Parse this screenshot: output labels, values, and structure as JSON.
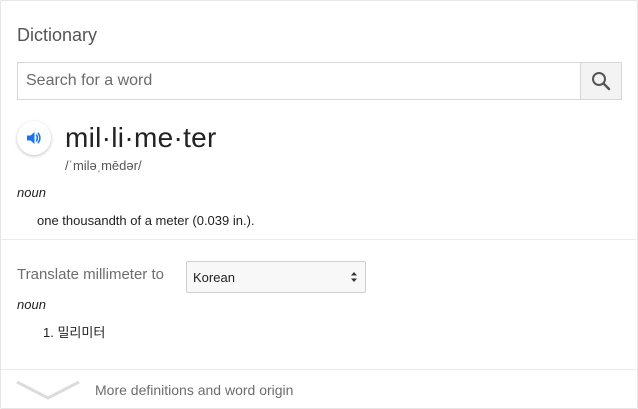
{
  "panel": {
    "title": "Dictionary"
  },
  "search": {
    "placeholder": "Search for a word",
    "value": "",
    "button_icon": "search-icon"
  },
  "entry": {
    "speaker_icon": "speaker-icon",
    "word": "mil·li·me·ter",
    "pronunciation": "/ˈmiləˌmēdər/",
    "part_of_speech": "noun",
    "definition": "one thousandth of a meter (0.039 in.)."
  },
  "translate": {
    "label": "Translate millimeter to",
    "selected_language": "Korean",
    "part_of_speech": "noun",
    "items": [
      "1. 밀리미터"
    ]
  },
  "footer": {
    "more_label": "More definitions and word origin",
    "chevron_icon": "chevron-down-icon"
  },
  "colors": {
    "accent_blue": "#1a73e8",
    "muted_text": "#6d6d6d"
  }
}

* * * * * * *

[GOAL] Each line with the string "word" in it needs to be found and copied.

[EXERCISE OUTPUT]
    "placeholder": "Search for a word",
    "word": "mil·li·me·ter",
    "more_label": "More definitions and word origin",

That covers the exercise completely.